Excerpts from a dataset:
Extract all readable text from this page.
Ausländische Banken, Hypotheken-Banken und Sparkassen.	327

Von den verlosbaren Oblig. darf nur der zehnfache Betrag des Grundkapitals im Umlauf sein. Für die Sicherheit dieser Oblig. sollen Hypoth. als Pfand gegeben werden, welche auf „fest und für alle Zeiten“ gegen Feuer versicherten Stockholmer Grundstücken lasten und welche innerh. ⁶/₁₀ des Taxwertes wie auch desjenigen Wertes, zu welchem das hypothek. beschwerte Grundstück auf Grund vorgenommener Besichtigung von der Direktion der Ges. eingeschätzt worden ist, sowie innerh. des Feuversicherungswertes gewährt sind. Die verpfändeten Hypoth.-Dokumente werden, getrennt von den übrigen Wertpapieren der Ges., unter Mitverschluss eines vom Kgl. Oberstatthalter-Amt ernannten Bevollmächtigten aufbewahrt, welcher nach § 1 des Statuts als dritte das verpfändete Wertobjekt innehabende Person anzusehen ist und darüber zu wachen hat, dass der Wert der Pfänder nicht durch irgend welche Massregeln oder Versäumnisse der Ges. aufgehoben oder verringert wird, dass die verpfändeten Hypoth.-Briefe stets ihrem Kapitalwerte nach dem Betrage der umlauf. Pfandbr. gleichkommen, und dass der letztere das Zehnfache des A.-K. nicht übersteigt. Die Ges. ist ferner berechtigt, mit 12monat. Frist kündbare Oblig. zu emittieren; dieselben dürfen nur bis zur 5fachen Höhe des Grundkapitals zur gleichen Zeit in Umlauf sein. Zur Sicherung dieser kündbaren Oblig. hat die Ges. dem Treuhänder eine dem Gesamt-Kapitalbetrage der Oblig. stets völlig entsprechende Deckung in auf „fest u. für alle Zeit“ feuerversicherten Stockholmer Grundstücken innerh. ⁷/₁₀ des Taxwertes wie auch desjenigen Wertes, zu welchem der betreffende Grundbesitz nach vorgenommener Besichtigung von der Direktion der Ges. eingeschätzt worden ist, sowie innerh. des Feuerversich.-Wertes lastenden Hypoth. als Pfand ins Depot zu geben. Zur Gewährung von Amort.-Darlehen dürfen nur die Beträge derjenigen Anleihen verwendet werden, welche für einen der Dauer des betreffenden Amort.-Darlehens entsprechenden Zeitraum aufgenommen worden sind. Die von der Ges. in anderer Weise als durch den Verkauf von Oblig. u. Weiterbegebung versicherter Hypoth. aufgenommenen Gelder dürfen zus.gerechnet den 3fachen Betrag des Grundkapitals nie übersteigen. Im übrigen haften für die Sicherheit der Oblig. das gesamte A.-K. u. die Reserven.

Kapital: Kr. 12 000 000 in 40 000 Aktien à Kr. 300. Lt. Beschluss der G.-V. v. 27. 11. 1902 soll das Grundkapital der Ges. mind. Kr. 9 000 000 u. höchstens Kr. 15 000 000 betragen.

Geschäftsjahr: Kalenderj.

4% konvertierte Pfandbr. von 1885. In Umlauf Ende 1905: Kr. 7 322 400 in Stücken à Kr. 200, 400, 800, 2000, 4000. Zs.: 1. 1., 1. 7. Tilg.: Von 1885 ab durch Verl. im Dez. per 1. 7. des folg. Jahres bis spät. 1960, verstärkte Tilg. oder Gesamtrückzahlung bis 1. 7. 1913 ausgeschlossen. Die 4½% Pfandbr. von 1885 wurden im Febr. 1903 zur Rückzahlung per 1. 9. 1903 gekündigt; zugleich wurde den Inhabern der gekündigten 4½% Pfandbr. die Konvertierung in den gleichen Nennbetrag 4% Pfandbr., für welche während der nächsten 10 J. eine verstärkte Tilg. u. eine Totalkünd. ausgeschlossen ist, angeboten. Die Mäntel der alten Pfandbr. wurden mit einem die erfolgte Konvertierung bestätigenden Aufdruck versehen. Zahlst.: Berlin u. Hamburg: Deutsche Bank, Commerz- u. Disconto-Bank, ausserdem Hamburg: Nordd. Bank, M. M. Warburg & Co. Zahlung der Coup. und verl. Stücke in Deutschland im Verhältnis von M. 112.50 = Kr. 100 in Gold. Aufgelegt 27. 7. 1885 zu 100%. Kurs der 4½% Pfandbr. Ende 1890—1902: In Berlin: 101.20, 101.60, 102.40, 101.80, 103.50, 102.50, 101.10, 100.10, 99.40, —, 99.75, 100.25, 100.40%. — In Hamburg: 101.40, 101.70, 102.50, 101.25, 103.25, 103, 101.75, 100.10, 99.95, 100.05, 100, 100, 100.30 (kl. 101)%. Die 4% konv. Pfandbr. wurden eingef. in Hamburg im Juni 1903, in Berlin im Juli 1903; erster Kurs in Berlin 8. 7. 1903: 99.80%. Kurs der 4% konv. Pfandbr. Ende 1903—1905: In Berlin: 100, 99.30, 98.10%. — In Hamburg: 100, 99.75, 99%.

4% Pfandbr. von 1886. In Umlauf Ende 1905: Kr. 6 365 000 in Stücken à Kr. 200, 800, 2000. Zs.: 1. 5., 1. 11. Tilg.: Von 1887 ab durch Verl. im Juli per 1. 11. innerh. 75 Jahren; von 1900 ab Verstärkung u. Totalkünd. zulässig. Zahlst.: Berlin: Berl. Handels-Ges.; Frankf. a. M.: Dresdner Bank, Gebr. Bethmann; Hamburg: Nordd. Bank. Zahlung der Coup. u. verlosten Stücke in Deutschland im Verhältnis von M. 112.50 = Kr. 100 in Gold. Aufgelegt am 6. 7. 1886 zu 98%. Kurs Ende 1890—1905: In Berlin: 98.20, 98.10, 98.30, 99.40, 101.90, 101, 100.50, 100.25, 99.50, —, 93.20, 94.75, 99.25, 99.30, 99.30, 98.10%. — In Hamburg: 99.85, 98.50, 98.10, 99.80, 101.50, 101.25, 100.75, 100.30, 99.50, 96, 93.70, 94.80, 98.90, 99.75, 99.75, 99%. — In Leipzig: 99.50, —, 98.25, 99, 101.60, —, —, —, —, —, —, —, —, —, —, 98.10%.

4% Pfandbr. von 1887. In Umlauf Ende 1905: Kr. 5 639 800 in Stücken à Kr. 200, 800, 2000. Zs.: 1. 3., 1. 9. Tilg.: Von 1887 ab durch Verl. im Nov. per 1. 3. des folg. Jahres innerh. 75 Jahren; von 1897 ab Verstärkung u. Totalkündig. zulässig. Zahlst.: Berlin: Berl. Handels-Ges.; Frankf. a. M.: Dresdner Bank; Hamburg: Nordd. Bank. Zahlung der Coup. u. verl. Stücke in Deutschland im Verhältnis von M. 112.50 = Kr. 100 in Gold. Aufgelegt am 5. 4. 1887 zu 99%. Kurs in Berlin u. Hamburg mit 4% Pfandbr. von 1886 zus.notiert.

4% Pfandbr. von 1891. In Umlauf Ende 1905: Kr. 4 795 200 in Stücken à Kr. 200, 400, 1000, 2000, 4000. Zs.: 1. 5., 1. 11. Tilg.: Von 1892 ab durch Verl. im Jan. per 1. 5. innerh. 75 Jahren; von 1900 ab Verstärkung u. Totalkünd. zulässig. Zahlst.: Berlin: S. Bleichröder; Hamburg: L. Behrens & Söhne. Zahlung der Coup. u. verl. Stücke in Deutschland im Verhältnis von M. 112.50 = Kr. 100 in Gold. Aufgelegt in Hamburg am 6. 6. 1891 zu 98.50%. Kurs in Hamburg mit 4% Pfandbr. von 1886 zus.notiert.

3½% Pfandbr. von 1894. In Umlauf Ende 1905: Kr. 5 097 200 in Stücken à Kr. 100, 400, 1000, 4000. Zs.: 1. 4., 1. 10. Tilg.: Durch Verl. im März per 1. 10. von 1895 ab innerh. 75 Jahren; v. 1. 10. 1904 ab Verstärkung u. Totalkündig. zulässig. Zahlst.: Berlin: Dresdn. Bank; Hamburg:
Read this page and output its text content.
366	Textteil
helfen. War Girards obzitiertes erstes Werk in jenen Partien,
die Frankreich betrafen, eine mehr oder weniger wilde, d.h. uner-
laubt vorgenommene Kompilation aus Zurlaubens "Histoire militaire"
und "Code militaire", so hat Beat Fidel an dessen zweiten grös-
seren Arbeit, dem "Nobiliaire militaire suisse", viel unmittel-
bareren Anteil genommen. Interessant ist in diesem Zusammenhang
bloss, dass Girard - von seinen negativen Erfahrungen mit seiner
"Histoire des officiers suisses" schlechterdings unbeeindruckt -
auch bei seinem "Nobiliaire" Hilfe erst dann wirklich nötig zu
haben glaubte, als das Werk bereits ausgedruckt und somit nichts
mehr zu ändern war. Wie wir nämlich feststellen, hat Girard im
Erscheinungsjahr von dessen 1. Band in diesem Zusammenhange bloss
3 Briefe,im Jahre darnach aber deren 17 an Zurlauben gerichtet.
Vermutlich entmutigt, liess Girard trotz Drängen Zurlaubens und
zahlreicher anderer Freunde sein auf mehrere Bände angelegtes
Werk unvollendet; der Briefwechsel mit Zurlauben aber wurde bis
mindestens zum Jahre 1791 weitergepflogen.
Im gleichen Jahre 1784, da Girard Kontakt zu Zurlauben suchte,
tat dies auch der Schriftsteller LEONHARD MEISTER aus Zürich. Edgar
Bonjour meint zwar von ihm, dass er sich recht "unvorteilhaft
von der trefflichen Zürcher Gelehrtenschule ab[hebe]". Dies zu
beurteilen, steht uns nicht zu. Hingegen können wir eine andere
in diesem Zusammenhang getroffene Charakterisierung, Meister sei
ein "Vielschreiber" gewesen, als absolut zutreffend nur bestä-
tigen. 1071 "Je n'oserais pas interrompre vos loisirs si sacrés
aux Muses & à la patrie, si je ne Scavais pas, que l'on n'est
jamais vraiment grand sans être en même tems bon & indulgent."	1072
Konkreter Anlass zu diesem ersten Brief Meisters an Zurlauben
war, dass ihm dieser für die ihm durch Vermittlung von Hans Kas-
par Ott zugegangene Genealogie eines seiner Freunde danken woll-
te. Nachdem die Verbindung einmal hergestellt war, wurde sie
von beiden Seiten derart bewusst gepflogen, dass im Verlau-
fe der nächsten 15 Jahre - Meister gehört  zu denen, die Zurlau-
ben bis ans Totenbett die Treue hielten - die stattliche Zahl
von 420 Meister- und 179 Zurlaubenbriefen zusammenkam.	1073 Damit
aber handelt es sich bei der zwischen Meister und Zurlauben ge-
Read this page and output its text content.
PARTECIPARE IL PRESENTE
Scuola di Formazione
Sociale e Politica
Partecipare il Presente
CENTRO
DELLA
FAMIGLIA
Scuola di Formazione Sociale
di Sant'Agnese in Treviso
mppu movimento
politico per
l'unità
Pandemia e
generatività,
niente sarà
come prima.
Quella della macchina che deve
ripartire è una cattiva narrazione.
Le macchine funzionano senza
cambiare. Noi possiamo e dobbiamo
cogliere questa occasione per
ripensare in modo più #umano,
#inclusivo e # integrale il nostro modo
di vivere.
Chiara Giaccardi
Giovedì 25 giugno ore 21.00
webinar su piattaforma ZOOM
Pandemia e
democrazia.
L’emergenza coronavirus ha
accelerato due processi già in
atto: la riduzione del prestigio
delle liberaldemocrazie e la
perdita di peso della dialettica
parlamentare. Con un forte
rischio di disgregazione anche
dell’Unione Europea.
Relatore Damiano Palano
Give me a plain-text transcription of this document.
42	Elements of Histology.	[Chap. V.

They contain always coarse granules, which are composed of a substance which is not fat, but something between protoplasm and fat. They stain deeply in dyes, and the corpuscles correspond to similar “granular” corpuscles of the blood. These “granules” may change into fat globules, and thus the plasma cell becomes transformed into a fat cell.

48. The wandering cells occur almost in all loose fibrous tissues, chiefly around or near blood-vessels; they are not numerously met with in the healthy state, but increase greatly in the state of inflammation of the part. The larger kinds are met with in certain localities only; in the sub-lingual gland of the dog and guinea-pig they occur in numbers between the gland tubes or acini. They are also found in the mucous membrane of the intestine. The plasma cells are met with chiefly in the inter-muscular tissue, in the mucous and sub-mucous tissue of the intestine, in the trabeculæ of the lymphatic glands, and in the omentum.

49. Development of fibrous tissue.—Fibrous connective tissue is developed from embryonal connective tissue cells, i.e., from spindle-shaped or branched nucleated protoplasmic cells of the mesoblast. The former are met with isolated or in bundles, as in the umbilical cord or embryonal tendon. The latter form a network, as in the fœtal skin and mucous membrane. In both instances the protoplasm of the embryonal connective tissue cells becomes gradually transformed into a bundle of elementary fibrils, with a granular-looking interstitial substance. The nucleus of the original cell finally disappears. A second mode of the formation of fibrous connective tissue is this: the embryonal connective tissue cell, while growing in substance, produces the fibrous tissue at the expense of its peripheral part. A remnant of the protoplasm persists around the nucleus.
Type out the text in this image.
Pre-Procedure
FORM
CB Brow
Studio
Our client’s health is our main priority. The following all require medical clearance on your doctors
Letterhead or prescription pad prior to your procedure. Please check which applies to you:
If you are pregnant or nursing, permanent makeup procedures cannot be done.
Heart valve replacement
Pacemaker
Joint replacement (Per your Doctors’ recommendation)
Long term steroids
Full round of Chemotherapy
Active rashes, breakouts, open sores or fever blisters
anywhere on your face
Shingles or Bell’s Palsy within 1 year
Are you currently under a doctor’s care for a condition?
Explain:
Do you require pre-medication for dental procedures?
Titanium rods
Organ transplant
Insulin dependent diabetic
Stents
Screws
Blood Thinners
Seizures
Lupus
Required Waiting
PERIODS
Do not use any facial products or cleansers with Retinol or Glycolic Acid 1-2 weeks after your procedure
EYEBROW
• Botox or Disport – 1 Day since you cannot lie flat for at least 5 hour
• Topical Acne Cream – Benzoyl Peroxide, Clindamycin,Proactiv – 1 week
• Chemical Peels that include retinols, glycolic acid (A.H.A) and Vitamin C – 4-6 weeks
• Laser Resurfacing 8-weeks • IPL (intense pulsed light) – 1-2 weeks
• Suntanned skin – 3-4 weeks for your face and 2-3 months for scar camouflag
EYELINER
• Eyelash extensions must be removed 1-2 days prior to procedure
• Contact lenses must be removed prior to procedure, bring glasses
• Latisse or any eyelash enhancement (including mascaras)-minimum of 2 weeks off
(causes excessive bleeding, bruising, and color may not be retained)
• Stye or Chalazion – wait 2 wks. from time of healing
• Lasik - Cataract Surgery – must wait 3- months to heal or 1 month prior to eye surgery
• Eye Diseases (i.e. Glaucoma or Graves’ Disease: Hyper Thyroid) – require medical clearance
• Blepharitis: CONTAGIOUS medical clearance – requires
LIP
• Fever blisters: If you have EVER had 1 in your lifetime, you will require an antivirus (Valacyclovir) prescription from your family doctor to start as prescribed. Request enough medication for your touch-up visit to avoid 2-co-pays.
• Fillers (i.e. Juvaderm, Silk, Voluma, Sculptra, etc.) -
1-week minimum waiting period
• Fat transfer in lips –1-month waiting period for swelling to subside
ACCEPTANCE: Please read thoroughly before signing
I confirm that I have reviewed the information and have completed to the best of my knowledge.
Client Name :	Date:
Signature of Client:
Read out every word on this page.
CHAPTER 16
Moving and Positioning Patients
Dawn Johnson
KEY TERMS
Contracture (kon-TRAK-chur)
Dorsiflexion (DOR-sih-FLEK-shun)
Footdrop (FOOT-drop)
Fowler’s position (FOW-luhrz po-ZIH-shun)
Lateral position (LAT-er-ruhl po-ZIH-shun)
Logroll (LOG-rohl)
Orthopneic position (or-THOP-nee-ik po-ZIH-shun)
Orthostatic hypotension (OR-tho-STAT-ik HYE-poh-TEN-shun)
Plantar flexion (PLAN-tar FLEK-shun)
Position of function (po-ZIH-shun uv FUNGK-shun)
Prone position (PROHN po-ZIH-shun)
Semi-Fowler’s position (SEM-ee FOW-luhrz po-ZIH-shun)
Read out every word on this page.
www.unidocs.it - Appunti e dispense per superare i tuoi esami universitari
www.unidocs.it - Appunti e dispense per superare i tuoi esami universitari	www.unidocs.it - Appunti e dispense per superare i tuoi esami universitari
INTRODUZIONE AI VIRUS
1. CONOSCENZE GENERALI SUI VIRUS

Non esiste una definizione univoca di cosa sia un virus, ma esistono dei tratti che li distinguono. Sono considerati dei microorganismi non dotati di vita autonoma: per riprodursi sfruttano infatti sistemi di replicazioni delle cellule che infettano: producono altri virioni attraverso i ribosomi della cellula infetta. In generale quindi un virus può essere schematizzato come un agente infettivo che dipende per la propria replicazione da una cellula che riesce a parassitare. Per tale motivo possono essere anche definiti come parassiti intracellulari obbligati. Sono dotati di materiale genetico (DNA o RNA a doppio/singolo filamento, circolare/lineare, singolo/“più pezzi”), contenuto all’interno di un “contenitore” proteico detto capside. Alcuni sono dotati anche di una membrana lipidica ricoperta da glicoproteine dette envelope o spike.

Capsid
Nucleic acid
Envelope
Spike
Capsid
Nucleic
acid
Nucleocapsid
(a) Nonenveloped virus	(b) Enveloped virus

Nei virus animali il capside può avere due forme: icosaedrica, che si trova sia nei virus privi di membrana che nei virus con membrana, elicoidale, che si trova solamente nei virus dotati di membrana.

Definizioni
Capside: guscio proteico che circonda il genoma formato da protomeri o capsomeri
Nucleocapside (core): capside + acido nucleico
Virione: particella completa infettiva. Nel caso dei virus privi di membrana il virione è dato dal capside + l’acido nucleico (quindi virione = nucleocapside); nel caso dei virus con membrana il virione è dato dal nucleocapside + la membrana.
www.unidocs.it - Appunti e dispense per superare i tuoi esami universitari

◆ Directions for this task
Scan the entries above for the string "your", and copy every line where it turns up.

◆ Answer to this task
Our client’s health is our main priority. The following all require medical clearance on your doctors
Letterhead or prescription pad prior to your procedure. Please check which applies to you:
Joint replacement (Per your Doctors’ recommendation)
anywhere on your face
Do not use any facial products or cleansers with Retinol or Glycolic Acid 1-2 weeks after your procedure
• Suntanned skin – 3-4 weeks for your face and 2-3 months for scar camouflag
• Fever blisters: If you have EVER had 1 in your lifetime, you will require an antivirus (Valacyclovir) prescription from your family doctor to start as prescribed. Request enough medication for your touch-up visit to avoid 2-co-pays.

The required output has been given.